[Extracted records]
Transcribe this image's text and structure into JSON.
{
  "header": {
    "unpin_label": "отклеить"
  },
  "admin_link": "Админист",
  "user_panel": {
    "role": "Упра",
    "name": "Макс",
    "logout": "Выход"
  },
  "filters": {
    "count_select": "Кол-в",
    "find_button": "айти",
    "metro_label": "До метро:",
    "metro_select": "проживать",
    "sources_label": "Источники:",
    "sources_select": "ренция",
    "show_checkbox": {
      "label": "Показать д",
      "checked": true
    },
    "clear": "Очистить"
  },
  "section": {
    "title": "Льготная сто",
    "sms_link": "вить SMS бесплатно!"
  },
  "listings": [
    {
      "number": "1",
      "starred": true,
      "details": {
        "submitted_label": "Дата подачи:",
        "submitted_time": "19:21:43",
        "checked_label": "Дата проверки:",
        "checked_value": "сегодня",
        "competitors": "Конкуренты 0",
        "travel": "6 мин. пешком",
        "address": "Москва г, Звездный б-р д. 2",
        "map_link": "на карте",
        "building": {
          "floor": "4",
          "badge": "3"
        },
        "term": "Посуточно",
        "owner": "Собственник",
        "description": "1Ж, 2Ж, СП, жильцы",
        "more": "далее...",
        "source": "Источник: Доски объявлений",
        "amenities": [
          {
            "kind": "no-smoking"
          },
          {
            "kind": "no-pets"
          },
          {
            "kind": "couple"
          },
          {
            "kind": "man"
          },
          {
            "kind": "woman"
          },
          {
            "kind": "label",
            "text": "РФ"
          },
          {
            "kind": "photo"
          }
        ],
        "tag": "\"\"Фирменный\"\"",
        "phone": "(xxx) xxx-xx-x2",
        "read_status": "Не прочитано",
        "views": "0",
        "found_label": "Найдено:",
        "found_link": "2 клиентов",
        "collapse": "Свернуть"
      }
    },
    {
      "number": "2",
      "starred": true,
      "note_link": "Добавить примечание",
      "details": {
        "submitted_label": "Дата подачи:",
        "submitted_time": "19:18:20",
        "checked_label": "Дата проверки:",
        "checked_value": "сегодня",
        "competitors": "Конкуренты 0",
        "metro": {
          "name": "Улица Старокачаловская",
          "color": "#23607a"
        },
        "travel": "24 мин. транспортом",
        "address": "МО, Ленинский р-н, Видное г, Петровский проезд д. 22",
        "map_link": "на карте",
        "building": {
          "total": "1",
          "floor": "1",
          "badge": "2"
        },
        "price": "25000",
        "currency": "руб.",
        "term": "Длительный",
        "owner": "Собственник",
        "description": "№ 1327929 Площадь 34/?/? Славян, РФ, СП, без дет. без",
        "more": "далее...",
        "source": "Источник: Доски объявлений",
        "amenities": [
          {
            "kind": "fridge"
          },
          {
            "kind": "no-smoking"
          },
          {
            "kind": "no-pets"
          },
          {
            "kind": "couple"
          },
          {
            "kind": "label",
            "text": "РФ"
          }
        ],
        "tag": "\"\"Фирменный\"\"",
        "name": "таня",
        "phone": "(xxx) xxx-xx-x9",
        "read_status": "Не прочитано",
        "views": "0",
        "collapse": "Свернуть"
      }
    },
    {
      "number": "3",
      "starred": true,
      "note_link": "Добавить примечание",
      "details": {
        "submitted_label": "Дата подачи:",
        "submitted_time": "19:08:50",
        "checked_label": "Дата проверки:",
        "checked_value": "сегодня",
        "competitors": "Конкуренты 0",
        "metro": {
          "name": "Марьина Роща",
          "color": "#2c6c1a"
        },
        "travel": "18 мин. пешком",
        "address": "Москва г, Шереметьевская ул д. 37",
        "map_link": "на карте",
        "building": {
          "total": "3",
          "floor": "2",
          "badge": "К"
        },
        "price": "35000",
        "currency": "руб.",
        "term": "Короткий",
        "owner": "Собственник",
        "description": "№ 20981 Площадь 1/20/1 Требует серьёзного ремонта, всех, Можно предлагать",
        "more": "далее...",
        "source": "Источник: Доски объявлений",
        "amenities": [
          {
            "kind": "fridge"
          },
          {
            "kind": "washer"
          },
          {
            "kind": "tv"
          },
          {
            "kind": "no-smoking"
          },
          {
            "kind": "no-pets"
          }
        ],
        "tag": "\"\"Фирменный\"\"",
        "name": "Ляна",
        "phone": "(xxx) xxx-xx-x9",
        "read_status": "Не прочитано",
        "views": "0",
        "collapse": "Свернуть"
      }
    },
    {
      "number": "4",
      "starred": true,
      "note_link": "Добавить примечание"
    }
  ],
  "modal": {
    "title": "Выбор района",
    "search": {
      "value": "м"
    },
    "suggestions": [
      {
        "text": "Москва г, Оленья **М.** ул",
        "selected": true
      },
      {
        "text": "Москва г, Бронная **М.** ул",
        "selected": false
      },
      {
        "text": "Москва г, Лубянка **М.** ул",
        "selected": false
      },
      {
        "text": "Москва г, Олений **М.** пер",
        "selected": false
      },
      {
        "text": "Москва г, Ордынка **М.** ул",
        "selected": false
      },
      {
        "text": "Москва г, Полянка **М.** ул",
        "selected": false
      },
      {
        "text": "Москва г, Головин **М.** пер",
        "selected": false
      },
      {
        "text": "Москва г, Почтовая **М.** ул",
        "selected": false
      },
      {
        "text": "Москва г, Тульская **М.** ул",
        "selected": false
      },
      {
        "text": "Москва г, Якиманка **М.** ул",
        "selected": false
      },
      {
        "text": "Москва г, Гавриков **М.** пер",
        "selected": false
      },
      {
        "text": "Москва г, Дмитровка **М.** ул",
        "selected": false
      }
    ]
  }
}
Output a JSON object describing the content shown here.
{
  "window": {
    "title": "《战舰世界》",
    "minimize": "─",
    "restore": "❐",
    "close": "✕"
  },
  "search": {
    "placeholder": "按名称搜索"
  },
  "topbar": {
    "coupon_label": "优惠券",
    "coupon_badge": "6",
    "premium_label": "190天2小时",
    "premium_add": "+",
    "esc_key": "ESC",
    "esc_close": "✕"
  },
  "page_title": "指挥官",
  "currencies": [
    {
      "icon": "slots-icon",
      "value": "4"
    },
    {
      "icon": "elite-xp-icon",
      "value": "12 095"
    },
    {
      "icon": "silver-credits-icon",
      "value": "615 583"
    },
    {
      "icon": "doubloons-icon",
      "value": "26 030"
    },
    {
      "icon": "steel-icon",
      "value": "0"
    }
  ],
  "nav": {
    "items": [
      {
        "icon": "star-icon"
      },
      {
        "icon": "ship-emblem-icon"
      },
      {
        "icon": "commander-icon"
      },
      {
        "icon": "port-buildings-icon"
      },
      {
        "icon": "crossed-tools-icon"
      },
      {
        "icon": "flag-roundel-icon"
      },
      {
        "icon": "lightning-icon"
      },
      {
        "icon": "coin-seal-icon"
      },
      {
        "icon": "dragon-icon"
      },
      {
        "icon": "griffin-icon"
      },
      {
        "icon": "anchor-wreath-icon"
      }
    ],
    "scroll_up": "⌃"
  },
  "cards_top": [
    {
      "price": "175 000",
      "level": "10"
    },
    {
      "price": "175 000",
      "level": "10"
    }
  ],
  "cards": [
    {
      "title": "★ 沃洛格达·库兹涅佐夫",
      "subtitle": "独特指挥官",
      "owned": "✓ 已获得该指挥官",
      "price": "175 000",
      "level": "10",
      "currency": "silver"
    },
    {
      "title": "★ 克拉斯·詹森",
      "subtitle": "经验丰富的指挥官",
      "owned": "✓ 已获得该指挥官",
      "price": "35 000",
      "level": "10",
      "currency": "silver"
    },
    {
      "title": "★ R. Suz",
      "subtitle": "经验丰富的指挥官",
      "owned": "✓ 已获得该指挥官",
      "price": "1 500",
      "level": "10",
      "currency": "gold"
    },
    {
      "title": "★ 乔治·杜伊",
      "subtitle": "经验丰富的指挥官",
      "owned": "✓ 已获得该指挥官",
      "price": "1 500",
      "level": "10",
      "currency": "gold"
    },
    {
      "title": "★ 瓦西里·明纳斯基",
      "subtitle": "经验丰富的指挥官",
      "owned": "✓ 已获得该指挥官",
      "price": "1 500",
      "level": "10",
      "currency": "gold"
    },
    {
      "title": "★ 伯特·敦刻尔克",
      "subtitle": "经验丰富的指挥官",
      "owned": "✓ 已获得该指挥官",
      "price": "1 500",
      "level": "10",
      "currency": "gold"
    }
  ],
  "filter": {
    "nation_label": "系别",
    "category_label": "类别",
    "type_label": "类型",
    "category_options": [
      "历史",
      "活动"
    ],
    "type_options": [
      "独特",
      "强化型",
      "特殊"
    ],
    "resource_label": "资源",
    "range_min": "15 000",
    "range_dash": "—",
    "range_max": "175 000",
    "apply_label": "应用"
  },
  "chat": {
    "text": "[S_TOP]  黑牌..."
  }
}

YOUR GOAL: Return every line of the preceding records in which the word "JSON" appears.

ANSWER TO THE TASK:
Transcribe this image's text and structure into JSON.
Output a JSON object describing the content shown here.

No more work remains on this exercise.